## [SUPPLIED DATA]
▬▬▬

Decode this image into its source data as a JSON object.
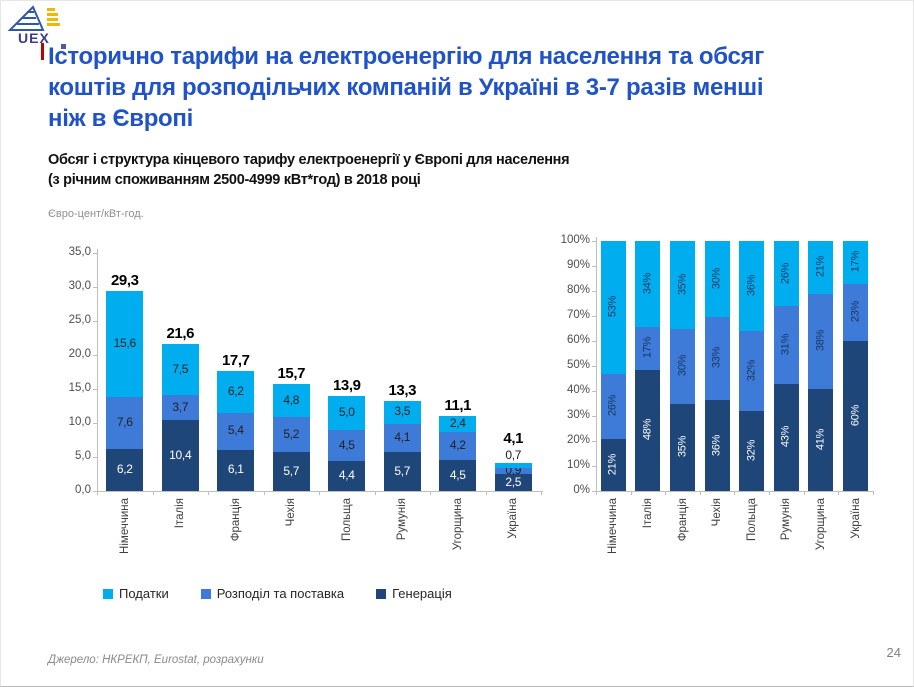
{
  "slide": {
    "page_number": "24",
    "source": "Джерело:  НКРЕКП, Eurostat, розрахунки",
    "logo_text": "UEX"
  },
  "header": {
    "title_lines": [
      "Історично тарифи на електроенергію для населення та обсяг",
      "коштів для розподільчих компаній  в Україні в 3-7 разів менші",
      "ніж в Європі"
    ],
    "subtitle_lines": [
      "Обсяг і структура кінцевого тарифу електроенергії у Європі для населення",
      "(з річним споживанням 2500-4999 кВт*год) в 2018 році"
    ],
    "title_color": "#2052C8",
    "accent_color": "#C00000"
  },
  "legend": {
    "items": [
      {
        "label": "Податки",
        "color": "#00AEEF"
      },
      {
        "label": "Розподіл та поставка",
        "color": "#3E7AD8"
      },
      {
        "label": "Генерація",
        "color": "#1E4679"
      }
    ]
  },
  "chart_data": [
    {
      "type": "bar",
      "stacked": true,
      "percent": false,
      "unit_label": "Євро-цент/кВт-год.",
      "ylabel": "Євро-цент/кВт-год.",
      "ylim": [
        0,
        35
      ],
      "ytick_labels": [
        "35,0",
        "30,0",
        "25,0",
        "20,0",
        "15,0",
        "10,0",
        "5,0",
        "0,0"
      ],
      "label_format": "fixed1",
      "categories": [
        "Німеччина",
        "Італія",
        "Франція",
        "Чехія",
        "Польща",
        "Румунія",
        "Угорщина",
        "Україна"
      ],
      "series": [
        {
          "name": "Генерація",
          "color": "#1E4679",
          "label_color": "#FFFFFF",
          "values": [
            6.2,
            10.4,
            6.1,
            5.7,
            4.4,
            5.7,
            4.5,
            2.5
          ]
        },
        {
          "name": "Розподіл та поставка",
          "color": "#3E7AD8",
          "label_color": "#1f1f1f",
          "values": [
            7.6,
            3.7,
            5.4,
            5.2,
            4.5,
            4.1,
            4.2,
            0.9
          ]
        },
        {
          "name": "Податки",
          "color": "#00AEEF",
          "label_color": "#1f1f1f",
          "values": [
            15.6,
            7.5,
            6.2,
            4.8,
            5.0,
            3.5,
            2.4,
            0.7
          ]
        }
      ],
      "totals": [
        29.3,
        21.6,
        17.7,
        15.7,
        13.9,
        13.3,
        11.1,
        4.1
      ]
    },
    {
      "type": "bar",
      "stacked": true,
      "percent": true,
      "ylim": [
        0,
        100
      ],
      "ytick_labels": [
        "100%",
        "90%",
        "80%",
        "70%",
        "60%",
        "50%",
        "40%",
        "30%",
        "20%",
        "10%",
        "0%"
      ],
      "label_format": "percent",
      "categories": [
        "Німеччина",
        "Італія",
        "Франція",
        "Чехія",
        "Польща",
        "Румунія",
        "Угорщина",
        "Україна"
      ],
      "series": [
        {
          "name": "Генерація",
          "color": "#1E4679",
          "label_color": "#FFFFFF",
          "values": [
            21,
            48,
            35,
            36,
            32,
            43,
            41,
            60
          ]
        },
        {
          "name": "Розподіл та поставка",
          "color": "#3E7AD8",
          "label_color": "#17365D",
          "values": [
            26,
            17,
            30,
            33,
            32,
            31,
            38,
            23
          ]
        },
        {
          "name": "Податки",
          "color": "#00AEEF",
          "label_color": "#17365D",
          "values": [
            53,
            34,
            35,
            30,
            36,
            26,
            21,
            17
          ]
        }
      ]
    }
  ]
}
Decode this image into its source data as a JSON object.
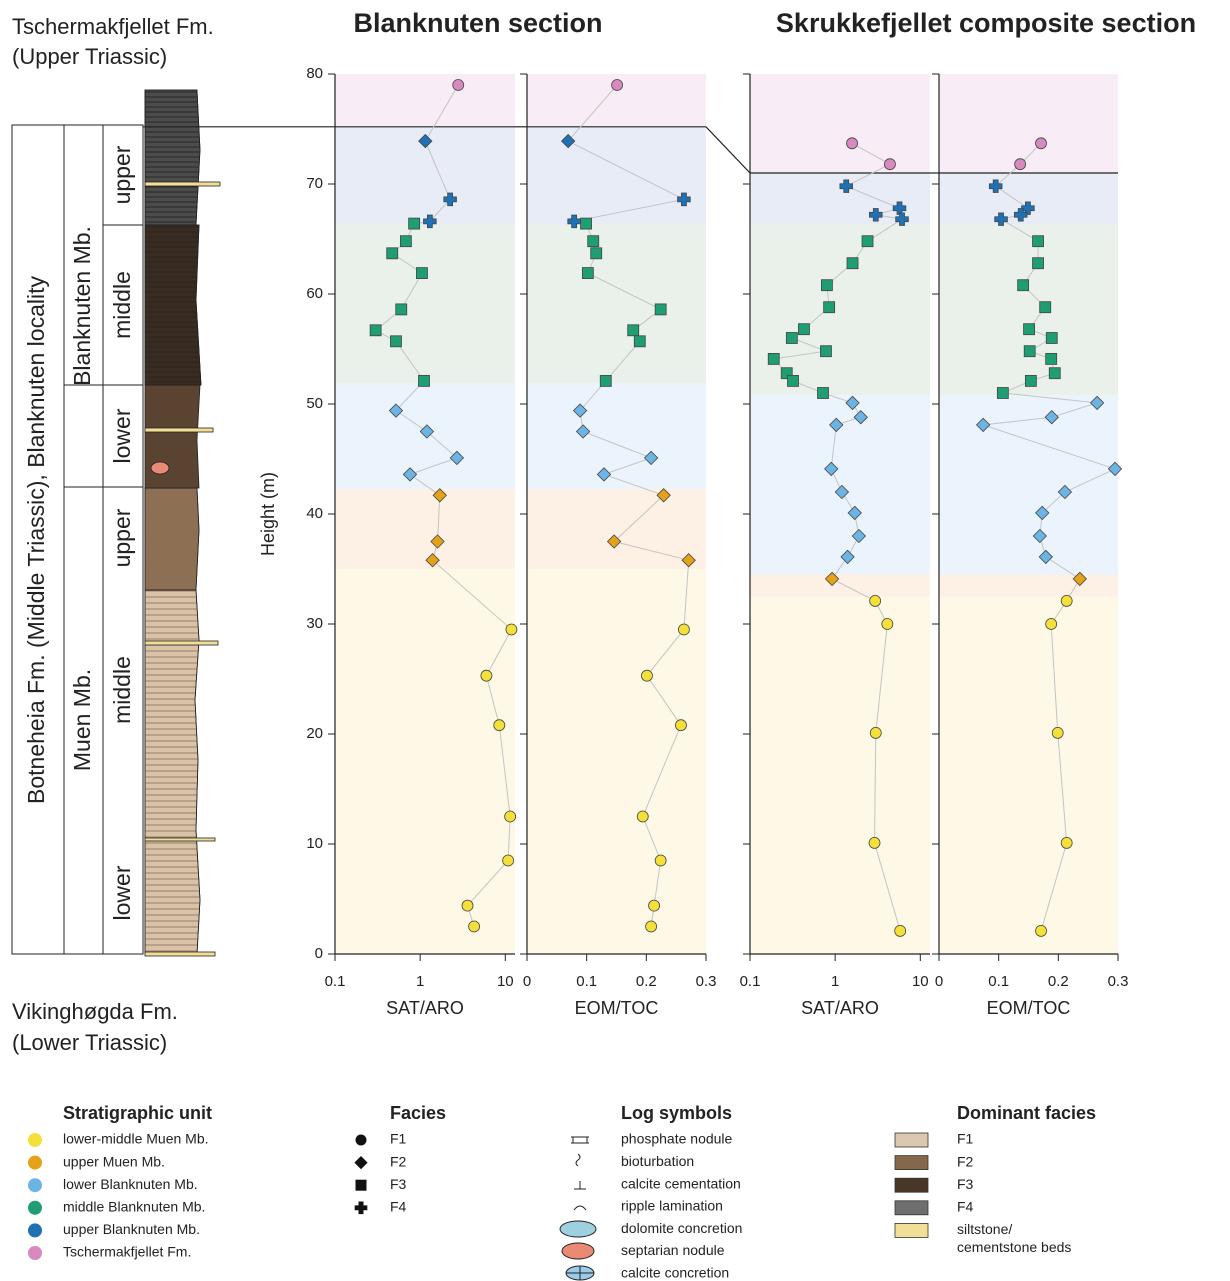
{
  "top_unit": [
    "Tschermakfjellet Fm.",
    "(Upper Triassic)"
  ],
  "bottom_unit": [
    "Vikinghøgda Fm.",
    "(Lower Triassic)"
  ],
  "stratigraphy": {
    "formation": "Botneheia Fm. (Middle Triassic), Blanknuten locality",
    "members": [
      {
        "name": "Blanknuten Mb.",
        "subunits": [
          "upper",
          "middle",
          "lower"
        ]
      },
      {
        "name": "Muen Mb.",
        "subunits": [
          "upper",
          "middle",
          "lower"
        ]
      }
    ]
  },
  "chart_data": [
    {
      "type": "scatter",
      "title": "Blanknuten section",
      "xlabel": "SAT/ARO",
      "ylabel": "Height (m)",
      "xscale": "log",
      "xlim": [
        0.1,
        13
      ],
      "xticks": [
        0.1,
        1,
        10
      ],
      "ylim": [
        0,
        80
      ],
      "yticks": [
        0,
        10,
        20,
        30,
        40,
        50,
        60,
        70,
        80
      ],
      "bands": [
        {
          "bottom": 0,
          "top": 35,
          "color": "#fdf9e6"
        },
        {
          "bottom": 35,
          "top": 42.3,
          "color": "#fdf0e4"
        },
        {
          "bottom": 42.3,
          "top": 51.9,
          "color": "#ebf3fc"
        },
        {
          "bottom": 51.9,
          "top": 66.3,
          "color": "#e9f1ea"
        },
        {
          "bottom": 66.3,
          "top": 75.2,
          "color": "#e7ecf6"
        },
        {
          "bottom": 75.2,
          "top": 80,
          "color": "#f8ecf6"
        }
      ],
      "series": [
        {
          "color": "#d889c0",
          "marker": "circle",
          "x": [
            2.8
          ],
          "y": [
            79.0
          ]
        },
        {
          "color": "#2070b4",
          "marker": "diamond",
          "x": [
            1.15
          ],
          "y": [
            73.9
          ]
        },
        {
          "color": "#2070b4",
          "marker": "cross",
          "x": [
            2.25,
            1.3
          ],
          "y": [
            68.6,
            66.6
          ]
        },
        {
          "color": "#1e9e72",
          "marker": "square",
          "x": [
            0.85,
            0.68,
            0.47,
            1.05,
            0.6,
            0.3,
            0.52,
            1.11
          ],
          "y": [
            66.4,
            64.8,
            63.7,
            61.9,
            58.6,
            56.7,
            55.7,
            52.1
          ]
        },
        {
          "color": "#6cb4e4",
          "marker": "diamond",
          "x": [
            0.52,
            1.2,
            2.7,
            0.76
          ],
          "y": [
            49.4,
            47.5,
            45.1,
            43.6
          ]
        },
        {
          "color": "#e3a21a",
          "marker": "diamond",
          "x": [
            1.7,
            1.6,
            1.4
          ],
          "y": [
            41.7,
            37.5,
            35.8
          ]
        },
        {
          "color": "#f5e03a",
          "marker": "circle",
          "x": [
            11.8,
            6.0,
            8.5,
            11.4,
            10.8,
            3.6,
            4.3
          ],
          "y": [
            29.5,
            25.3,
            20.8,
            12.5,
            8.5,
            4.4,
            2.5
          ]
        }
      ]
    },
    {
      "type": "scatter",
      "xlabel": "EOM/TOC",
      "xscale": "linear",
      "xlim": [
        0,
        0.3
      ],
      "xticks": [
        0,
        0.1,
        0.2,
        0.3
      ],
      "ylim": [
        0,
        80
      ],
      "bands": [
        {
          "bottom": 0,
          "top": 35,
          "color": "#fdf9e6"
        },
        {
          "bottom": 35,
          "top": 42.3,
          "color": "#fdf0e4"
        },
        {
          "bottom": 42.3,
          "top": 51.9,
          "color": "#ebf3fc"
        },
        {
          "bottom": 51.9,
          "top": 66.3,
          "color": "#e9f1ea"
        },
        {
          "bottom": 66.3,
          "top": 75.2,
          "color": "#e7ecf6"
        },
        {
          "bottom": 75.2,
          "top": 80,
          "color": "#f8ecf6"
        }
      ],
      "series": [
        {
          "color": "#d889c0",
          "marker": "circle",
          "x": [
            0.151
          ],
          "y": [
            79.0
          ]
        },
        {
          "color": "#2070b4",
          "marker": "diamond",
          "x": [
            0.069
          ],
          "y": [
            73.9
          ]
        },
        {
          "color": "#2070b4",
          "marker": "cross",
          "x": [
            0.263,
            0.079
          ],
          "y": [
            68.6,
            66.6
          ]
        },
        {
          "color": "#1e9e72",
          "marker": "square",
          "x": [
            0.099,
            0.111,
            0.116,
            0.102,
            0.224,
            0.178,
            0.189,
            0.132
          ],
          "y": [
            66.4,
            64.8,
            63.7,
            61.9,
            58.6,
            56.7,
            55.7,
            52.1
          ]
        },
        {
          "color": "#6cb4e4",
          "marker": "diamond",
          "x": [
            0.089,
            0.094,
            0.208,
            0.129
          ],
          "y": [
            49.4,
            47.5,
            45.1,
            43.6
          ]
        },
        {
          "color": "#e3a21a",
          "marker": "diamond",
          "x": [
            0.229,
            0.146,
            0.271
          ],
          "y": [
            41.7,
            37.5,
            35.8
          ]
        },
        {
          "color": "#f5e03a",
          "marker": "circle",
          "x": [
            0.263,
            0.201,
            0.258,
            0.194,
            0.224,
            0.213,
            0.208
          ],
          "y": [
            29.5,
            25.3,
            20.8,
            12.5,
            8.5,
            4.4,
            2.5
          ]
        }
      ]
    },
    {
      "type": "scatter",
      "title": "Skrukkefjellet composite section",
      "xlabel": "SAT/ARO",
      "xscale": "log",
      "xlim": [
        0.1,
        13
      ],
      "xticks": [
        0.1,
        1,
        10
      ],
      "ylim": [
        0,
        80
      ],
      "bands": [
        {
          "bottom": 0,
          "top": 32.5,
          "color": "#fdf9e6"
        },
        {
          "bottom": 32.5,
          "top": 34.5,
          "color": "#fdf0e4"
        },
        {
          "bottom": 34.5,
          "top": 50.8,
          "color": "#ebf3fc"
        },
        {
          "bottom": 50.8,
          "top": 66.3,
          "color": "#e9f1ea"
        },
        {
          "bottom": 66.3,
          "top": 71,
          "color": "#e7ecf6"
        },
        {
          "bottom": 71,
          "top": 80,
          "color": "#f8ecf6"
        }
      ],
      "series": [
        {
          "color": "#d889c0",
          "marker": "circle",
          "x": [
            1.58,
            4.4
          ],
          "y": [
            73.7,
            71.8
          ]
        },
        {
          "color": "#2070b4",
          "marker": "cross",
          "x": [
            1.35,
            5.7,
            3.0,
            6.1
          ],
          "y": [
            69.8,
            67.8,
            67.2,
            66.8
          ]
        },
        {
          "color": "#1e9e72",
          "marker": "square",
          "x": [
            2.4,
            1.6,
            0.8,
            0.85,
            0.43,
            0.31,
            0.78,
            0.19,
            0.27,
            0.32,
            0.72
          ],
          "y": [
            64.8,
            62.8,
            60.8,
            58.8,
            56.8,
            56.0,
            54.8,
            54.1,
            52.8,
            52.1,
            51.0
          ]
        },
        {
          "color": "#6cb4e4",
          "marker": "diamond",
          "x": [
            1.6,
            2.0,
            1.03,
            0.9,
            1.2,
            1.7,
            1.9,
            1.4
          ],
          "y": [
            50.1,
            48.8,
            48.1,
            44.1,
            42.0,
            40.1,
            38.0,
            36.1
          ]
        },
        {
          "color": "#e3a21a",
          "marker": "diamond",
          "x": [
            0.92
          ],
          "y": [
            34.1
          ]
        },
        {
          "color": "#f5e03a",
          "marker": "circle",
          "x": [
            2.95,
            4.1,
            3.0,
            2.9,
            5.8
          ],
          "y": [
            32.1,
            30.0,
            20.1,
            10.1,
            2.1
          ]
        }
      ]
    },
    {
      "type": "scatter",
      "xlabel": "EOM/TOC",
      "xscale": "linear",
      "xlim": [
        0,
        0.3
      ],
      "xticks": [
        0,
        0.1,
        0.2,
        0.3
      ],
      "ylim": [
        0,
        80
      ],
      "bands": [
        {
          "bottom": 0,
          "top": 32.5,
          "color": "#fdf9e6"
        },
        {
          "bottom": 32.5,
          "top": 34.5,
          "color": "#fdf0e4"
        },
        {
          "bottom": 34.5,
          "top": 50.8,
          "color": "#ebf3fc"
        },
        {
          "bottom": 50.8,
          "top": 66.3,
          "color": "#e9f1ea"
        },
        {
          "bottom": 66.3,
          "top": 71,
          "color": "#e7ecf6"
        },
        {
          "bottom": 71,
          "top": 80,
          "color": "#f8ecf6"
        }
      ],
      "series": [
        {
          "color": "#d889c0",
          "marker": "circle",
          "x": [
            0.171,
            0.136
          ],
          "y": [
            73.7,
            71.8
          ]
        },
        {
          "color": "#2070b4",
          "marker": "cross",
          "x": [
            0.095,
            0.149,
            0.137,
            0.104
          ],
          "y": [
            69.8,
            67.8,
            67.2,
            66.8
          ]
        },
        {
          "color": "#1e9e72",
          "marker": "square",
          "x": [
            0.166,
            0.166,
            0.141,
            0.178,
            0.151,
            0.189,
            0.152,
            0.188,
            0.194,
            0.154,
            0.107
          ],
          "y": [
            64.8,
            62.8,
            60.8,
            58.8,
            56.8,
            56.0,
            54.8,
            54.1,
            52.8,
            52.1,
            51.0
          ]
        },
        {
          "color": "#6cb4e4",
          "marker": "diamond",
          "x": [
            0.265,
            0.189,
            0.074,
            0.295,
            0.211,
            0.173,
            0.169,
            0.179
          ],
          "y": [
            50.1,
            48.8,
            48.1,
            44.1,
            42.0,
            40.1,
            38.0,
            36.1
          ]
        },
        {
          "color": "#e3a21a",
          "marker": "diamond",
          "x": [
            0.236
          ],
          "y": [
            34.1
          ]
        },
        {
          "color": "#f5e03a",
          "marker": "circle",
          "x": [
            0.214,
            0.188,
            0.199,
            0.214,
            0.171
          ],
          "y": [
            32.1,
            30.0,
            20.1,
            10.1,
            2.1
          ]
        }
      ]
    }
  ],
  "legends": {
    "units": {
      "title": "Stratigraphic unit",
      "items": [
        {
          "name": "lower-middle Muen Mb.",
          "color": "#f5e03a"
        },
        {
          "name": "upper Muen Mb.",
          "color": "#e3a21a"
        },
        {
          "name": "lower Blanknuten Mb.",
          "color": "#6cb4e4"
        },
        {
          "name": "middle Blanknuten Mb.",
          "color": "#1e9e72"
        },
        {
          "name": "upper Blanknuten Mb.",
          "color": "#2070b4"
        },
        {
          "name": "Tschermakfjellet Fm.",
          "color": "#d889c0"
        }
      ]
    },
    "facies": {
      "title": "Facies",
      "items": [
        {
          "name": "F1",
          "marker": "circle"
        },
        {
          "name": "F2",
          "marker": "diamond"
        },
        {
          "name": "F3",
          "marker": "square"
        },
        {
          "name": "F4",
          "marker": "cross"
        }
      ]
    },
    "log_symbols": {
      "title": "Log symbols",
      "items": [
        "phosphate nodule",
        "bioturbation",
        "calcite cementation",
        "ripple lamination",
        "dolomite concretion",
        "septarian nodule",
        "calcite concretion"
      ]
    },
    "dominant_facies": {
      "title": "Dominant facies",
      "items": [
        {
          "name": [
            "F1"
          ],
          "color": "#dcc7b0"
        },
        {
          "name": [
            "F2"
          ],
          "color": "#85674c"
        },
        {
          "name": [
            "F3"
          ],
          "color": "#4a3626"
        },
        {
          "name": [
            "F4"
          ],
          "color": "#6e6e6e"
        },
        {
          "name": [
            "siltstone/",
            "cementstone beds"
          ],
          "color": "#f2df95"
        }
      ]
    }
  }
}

▬▬▬

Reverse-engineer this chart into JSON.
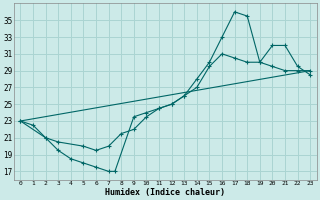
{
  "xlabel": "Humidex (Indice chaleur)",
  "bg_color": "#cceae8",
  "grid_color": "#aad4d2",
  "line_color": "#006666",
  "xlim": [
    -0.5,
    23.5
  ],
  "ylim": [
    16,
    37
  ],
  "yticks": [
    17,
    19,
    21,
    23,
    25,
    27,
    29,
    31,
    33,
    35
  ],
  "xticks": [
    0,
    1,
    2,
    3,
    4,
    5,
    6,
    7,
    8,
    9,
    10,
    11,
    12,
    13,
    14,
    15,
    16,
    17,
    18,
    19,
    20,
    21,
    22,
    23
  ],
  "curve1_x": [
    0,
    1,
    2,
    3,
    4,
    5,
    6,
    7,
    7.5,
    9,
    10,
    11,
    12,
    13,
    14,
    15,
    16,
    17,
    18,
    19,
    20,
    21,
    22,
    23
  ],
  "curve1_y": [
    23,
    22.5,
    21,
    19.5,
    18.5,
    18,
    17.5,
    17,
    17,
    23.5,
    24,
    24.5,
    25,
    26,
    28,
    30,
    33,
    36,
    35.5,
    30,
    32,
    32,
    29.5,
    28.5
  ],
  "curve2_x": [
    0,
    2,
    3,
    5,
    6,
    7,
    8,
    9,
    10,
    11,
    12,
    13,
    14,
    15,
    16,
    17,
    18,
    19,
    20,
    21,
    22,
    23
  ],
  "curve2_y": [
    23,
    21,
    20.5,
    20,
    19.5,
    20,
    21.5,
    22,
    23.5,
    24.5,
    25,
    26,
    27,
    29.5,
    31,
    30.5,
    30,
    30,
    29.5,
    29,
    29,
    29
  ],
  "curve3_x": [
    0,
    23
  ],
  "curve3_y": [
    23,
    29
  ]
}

▬▬▬

## [GOAL]
Check all the records above and select each line where the string "concretion" is found.

## [REPLY TO THE EXERCISE]
        "dolomite concretion",
        "calcite concretion"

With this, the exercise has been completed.